-- start of Records for the exercise --

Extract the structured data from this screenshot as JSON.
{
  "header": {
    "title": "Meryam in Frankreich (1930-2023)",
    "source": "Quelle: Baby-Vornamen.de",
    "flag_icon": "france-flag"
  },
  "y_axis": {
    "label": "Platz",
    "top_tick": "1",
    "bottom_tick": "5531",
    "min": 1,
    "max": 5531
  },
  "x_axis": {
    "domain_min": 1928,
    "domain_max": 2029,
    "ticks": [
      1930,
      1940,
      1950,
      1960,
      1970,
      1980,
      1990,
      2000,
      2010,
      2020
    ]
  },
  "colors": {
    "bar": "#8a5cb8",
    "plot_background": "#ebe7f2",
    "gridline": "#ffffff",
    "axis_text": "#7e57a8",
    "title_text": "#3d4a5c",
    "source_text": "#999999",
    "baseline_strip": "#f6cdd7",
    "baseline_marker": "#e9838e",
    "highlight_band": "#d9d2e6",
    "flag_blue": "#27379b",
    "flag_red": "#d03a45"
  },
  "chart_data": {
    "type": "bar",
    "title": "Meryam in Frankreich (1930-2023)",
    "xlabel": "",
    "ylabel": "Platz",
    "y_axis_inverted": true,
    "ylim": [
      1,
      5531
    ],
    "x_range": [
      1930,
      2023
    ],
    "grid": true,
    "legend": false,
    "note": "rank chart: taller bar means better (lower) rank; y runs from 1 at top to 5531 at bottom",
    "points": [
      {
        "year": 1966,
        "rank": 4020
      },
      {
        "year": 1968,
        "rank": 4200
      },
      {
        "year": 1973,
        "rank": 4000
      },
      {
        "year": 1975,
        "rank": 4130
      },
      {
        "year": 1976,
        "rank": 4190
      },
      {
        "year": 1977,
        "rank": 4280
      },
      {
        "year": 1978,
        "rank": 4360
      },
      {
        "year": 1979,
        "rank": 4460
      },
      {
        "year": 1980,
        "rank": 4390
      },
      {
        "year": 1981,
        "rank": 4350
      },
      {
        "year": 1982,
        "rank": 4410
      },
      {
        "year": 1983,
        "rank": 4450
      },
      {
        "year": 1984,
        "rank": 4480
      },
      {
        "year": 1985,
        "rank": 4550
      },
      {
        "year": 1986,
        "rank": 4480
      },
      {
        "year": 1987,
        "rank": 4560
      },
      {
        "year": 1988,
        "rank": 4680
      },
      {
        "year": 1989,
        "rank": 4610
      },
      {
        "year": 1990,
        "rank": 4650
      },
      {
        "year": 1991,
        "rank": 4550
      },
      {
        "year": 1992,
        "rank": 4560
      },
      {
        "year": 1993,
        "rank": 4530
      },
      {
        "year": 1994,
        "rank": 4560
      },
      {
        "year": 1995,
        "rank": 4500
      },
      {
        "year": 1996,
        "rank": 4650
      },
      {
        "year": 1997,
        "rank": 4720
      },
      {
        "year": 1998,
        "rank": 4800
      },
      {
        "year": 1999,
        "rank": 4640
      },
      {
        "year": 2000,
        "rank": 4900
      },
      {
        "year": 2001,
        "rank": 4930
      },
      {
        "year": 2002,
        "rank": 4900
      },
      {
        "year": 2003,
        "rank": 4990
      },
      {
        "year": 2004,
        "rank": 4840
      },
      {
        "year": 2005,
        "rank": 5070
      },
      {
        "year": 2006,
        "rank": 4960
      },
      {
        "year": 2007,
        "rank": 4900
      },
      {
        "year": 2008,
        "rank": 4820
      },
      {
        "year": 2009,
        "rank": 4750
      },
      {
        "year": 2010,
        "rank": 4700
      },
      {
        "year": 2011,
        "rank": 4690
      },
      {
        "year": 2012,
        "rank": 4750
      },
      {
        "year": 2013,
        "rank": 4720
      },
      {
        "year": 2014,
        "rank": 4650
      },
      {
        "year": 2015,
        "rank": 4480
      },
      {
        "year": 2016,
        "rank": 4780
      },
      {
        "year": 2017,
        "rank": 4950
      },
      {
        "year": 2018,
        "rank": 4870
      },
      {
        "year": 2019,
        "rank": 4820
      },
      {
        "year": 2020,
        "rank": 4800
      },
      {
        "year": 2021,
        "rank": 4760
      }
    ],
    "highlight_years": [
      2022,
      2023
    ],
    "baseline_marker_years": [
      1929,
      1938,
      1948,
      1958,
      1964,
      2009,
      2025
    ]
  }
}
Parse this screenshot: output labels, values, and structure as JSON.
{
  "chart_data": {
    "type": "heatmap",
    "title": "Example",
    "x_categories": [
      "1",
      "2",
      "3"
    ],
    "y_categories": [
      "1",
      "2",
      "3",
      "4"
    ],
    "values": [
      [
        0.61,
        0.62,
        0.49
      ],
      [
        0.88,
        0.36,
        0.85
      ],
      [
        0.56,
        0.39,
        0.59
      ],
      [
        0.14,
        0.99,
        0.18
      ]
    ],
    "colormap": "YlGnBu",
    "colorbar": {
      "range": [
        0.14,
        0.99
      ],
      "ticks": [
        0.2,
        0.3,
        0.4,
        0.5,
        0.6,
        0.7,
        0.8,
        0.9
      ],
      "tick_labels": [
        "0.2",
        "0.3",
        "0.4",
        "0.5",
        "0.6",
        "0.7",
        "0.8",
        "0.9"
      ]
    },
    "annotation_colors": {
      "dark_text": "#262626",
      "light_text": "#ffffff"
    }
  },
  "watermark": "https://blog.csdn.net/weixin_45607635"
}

-- end of Records for the exercise --

- Work to complete
Locate "Parse this screenshot: output" in the material, then quote the line that contains it and all lines after it through the final one.

- Response below
Parse this screenshot: output labels, values, and structure as JSON.
{
  "chart_data": {
    "type": "heatmap",
    "title": "Example",
    "x_categories": [
      "1",
      "2",
      "3"
    ],
    "y_categories": [
      "1",
      "2",
      "3",
      "4"
    ],
    "values": [
      [
        0.61,
        0.62,
        0.49
      ],
      [
        0.88,
        0.36,
        0.85
      ],
      [
        0.56,
        0.39,
        0.59
      ],
      [
        0.14,
        0.99,
        0.18
      ]
    ],
    "colormap": "YlGnBu",
    "colorbar": {
      "range": [
        0.14,
        0.99
      ],
      "ticks": [
        0.2,
        0.3,
        0.4,
        0.5,
        0.6,
        0.7,
        0.8,
        0.9
      ],
      "tick_labels": [
        "0.2",
        "0.3",
        "0.4",
        "0.5",
        "0.6",
        "0.7",
        "0.8",
        "0.9"
      ]
    },
    "annotation_colors": {
      "dark_text": "#262626",
      "light_text": "#ffffff"
    }
  },
  "watermark": "https://blog.csdn.net/weixin_45607635"
}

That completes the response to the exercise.